Would you set down every entry shown below, precisely as written?
┌─ Material to process
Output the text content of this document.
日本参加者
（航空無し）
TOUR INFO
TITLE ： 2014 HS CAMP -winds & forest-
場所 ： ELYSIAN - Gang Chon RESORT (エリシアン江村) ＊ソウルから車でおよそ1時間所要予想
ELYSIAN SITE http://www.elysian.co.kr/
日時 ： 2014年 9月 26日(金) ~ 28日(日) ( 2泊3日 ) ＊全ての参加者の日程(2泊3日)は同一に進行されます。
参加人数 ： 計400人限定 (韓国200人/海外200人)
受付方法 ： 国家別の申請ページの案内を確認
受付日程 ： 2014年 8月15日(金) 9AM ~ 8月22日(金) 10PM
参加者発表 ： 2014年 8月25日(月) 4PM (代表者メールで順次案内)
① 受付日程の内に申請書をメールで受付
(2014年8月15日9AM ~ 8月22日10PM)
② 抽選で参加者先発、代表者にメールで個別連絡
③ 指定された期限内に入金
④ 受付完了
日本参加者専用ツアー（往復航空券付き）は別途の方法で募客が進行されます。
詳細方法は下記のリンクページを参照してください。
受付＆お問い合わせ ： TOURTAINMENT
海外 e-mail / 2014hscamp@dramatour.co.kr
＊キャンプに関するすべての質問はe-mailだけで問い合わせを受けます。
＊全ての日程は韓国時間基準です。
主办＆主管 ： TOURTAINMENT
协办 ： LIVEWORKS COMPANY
└─
## [Expected answer]
Output the text content of this document.
日本参加者
（航空無し）
TOUR INFO
TITLE ： 2014 HS CAMP -winds & forest-
場所 ： ELYSIAN - Gang Chon RESORT (エリシアン江村) ＊ソウルから車でおよそ1時間所要予想
ELYSIAN SITE http://www.elysian.co.kr/
日時 ： 2014年 9月 26日(金) ~ 28日(日) ( 2泊3日 ) ＊全ての参加者の日程(2泊3日)は同一に進行されます。
参加人数 ： 計400人限定 (韓国200人/海外200人)
受付方法 ： 国家別の申請ページの案内を確認
受付日程 ： 2014年 8月15日(金) 9AM ~ 8月22日(金) 10PM
参加者発表 ： 2014年 8月25日(月) 4PM (代表者メールで順次案内)
① 受付日程の内に申請書をメールで受付
(2014年8月15日9AM ~ 8月22日10PM)
② 抽選で参加者先発、代表者にメールで個別連絡
③ 指定された期限内に入金
④ 受付完了
日本参加者専用ツアー（往復航空券付き）は別途の方法で募客が進行されます。
詳細方法は下記のリンクページを参照してください。
受付＆お問い合わせ ： TOURTAINMENT
海外 e-mail / 2014hscamp@dramatour.co.kr
＊キャンプに関するすべての質問はe-mailだけで問い合わせを受けます。
＊全ての日程は韓国時間基準です。
主办＆主管 ： TOURTAINMENT
协办 ： LIVEWORKS COMPANY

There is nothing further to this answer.